▶ Aim of the exercise:
Output all of the entries exactly as written.

▶ Provided information:
## Start

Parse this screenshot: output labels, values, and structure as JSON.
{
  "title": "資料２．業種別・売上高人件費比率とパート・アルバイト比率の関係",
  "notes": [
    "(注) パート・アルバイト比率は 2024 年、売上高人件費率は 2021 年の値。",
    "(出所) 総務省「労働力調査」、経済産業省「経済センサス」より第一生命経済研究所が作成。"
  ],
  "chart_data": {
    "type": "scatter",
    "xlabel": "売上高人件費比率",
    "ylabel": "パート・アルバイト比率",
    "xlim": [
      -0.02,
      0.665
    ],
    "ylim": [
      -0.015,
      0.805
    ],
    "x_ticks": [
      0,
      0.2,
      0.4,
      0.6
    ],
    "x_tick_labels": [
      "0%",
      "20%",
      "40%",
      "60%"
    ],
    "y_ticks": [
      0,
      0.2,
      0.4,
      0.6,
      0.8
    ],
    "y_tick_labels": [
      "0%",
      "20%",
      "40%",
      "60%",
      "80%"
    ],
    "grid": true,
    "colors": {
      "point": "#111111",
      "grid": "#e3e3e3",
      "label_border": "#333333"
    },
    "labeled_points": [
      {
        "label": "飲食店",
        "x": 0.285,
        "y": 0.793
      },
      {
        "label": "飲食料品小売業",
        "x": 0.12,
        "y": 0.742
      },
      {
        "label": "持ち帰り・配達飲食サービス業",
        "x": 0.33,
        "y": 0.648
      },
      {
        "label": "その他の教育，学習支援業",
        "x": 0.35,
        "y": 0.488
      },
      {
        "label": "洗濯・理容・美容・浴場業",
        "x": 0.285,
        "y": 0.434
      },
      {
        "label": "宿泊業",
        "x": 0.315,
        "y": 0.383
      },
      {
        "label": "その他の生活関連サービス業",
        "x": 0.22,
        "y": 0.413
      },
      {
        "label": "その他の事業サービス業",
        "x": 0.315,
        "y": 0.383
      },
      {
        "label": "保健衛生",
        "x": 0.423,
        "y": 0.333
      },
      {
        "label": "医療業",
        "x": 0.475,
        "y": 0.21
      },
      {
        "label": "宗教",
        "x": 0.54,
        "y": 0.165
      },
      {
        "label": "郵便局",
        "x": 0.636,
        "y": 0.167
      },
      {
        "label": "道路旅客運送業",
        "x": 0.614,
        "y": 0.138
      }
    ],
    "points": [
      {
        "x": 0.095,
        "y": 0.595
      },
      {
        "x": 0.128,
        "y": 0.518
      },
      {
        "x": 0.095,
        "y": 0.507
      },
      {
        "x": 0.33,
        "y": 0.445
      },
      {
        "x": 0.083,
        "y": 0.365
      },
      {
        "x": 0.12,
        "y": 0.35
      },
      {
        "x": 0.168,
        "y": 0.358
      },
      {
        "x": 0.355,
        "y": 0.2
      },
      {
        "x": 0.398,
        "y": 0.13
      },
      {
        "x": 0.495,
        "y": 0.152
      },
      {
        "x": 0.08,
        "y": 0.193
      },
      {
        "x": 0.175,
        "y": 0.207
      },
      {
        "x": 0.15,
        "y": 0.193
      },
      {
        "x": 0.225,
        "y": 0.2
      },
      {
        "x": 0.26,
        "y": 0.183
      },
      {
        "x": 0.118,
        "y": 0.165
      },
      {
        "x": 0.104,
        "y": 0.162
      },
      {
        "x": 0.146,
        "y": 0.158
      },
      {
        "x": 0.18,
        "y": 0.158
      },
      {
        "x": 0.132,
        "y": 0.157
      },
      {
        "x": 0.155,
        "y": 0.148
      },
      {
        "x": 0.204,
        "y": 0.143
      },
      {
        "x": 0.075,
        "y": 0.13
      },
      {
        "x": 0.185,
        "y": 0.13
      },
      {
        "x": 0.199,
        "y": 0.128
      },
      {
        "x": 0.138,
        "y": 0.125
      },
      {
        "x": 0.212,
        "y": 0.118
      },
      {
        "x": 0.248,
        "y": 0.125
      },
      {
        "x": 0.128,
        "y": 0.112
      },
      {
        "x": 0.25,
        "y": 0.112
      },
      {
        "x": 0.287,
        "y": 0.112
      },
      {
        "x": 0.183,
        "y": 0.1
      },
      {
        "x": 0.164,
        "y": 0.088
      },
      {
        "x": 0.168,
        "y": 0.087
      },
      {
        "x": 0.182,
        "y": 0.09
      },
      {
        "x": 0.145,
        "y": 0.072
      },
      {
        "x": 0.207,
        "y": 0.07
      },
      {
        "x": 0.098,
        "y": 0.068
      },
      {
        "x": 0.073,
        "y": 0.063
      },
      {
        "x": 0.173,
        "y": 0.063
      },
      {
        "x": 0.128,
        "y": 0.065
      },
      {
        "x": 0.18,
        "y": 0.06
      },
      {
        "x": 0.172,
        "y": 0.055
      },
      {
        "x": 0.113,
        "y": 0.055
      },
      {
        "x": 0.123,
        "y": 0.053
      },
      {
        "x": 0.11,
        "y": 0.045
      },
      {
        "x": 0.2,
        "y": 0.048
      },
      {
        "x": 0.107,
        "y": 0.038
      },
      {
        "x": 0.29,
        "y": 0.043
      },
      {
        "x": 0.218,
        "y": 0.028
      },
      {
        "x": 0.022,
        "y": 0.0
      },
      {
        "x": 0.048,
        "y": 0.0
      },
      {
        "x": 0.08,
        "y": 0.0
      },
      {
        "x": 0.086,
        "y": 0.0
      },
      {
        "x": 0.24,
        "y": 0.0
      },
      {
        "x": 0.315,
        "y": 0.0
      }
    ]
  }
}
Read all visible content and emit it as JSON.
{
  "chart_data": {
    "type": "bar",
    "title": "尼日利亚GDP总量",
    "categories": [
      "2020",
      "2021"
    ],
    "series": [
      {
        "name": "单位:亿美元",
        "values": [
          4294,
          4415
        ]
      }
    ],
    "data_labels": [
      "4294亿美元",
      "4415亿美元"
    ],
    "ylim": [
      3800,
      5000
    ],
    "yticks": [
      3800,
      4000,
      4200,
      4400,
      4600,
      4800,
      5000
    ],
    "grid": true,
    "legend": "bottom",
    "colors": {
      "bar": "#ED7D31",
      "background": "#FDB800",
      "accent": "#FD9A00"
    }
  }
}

## End

▶ The solution:
Parse this screenshot: output labels, values, and structure as JSON.
{
  "title": "資料２．業種別・売上高人件費比率とパート・アルバイト比率の関係",
  "notes": [
    "(注) パート・アルバイト比率は 2024 年、売上高人件費率は 2021 年の値。",
    "(出所) 総務省「労働力調査」、経済産業省「経済センサス」より第一生命経済研究所が作成。"
  ],
  "chart_data": {
    "type": "scatter",
    "xlabel": "売上高人件費比率",
    "ylabel": "パート・アルバイト比率",
    "xlim": [
      -0.02,
      0.665
    ],
    "ylim": [
      -0.015,
      0.805
    ],
    "x_ticks": [
      0,
      0.2,
      0.4,
      0.6
    ],
    "x_tick_labels": [
      "0%",
      "20%",
      "40%",
      "60%"
    ],
    "y_ticks": [
      0,
      0.2,
      0.4,
      0.6,
      0.8
    ],
    "y_tick_labels": [
      "0%",
      "20%",
      "40%",
      "60%",
      "80%"
    ],
    "grid": true,
    "colors": {
      "point": "#111111",
      "grid": "#e3e3e3",
      "label_border": "#333333"
    },
    "labeled_points": [
      {
        "label": "飲食店",
        "x": 0.285,
        "y": 0.793
      },
      {
        "label": "飲食料品小売業",
        "x": 0.12,
        "y": 0.742
      },
      {
        "label": "持ち帰り・配達飲食サービス業",
        "x": 0.33,
        "y": 0.648
      },
      {
        "label": "その他の教育，学習支援業",
        "x": 0.35,
        "y": 0.488
      },
      {
        "label": "洗濯・理容・美容・浴場業",
        "x": 0.285,
        "y": 0.434
      },
      {
        "label": "宿泊業",
        "x": 0.315,
        "y": 0.383
      },
      {
        "label": "その他の生活関連サービス業",
        "x": 0.22,
        "y": 0.413
      },
      {
        "label": "その他の事業サービス業",
        "x": 0.315,
        "y": 0.383
      },
      {
        "label": "保健衛生",
        "x": 0.423,
        "y": 0.333
      },
      {
        "label": "医療業",
        "x": 0.475,
        "y": 0.21
      },
      {
        "label": "宗教",
        "x": 0.54,
        "y": 0.165
      },
      {
        "label": "郵便局",
        "x": 0.636,
        "y": 0.167
      },
      {
        "label": "道路旅客運送業",
        "x": 0.614,
        "y": 0.138
      }
    ],
    "points": [
      {
        "x": 0.095,
        "y": 0.595
      },
      {
        "x": 0.128,
        "y": 0.518
      },
      {
        "x": 0.095,
        "y": 0.507
      },
      {
        "x": 0.33,
        "y": 0.445
      },
      {
        "x": 0.083,
        "y": 0.365
      },
      {
        "x": 0.12,
        "y": 0.35
      },
      {
        "x": 0.168,
        "y": 0.358
      },
      {
        "x": 0.355,
        "y": 0.2
      },
      {
        "x": 0.398,
        "y": 0.13
      },
      {
        "x": 0.495,
        "y": 0.152
      },
      {
        "x": 0.08,
        "y": 0.193
      },
      {
        "x": 0.175,
        "y": 0.207
      },
      {
        "x": 0.15,
        "y": 0.193
      },
      {
        "x": 0.225,
        "y": 0.2
      },
      {
        "x": 0.26,
        "y": 0.183
      },
      {
        "x": 0.118,
        "y": 0.165
      },
      {
        "x": 0.104,
        "y": 0.162
      },
      {
        "x": 0.146,
        "y": 0.158
      },
      {
        "x": 0.18,
        "y": 0.158
      },
      {
        "x": 0.132,
        "y": 0.157
      },
      {
        "x": 0.155,
        "y": 0.148
      },
      {
        "x": 0.204,
        "y": 0.143
      },
      {
        "x": 0.075,
        "y": 0.13
      },
      {
        "x": 0.185,
        "y": 0.13
      },
      {
        "x": 0.199,
        "y": 0.128
      },
      {
        "x": 0.138,
        "y": 0.125
      },
      {
        "x": 0.212,
        "y": 0.118
      },
      {
        "x": 0.248,
        "y": 0.125
      },
      {
        "x": 0.128,
        "y": 0.112
      },
      {
        "x": 0.25,
        "y": 0.112
      },
      {
        "x": 0.287,
        "y": 0.112
      },
      {
        "x": 0.183,
        "y": 0.1
      },
      {
        "x": 0.164,
        "y": 0.088
      },
      {
        "x": 0.168,
        "y": 0.087
      },
      {
        "x": 0.182,
        "y": 0.09
      },
      {
        "x": 0.145,
        "y": 0.072
      },
      {
        "x": 0.207,
        "y": 0.07
      },
      {
        "x": 0.098,
        "y": 0.068
      },
      {
        "x": 0.073,
        "y": 0.063
      },
      {
        "x": 0.173,
        "y": 0.063
      },
      {
        "x": 0.128,
        "y": 0.065
      },
      {
        "x": 0.18,
        "y": 0.06
      },
      {
        "x": 0.172,
        "y": 0.055
      },
      {
        "x": 0.113,
        "y": 0.055
      },
      {
        "x": 0.123,
        "y": 0.053
      },
      {
        "x": 0.11,
        "y": 0.045
      },
      {
        "x": 0.2,
        "y": 0.048
      },
      {
        "x": 0.107,
        "y": 0.038
      },
      {
        "x": 0.29,
        "y": 0.043
      },
      {
        "x": 0.218,
        "y": 0.028
      },
      {
        "x": 0.022,
        "y": 0.0
      },
      {
        "x": 0.048,
        "y": 0.0
      },
      {
        "x": 0.08,
        "y": 0.0
      },
      {
        "x": 0.086,
        "y": 0.0
      },
      {
        "x": 0.24,
        "y": 0.0
      },
      {
        "x": 0.315,
        "y": 0.0
      }
    ]
  }
}
Read all visible content and emit it as JSON.
{
  "chart_data": {
    "type": "bar",
    "title": "尼日利亚GDP总量",
    "categories": [
      "2020",
      "2021"
    ],
    "series": [
      {
        "name": "单位:亿美元",
        "values": [
          4294,
          4415
        ]
      }
    ],
    "data_labels": [
      "4294亿美元",
      "4415亿美元"
    ],
    "ylim": [
      3800,
      5000
    ],
    "yticks": [
      3800,
      4000,
      4200,
      4400,
      4600,
      4800,
      5000
    ],
    "grid": true,
    "legend": "bottom",
    "colors": {
      "bar": "#ED7D31",
      "background": "#FDB800",
      "accent": "#FD9A00"
    }
  }
}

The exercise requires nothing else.